[Collected data]
___
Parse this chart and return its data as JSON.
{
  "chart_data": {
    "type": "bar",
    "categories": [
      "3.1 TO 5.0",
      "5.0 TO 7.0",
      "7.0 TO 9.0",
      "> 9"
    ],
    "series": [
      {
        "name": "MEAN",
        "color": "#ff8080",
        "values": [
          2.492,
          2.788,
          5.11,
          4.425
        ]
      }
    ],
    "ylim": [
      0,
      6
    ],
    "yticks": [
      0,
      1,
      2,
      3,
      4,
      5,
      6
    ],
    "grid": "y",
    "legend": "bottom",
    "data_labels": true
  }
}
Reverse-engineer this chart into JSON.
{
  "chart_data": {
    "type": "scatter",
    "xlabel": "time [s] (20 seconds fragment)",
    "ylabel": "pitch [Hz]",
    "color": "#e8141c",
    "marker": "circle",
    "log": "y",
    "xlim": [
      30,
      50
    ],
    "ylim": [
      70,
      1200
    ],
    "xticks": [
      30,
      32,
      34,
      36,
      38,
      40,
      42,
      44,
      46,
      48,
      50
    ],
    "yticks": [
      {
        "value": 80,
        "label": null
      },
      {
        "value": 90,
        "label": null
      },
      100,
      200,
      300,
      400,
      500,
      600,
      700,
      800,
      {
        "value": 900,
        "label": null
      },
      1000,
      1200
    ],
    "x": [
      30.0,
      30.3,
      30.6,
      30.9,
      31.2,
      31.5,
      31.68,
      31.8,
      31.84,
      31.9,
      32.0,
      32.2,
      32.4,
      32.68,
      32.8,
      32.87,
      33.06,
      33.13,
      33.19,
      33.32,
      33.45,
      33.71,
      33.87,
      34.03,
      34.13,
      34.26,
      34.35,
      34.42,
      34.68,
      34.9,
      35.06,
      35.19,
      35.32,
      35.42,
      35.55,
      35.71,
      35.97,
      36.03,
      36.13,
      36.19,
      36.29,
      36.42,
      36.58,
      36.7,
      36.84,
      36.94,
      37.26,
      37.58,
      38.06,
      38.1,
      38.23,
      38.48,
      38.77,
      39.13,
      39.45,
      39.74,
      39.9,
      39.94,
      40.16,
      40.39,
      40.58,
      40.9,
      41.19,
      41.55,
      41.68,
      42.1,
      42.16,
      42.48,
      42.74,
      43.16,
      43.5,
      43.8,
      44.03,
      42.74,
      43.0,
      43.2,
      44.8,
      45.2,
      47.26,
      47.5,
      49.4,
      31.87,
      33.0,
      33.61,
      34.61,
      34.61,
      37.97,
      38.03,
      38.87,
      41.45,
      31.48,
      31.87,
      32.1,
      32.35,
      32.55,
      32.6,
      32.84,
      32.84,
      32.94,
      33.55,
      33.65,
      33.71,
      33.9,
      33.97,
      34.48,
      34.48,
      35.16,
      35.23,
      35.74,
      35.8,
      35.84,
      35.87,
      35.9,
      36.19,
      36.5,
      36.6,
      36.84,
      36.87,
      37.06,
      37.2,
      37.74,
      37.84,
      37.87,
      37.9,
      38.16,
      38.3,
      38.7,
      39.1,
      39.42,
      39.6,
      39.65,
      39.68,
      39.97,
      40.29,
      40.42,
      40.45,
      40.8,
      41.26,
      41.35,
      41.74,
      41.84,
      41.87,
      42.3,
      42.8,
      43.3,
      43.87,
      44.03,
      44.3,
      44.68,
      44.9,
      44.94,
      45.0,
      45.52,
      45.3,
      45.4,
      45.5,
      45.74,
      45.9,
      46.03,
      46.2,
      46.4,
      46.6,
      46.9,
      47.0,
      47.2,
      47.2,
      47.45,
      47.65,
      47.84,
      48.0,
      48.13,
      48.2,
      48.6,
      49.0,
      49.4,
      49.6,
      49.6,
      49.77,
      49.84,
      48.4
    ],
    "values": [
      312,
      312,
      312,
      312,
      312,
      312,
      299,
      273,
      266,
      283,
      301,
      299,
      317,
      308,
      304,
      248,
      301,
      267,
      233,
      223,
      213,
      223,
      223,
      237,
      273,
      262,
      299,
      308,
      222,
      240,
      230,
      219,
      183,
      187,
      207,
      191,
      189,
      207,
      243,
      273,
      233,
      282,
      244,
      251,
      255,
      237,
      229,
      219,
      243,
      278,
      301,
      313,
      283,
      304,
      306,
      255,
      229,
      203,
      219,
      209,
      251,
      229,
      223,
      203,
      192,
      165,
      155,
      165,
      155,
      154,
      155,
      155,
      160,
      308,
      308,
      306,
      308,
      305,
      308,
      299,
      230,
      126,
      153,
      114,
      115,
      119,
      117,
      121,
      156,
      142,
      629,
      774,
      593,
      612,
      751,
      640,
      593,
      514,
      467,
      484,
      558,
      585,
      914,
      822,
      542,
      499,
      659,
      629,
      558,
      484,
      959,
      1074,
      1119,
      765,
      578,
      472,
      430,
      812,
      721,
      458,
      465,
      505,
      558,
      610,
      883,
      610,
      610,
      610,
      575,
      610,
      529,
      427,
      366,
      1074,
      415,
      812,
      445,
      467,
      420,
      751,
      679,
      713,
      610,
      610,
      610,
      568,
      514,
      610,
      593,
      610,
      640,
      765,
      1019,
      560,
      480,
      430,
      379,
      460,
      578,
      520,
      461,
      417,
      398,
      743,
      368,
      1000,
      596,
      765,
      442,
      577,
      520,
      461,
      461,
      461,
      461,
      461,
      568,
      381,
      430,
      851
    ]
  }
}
___
--- Written task ---
Looking at the listing above, count the lines that contain "JSON" and give nothing but the number.

--- Output for this exercise ---
2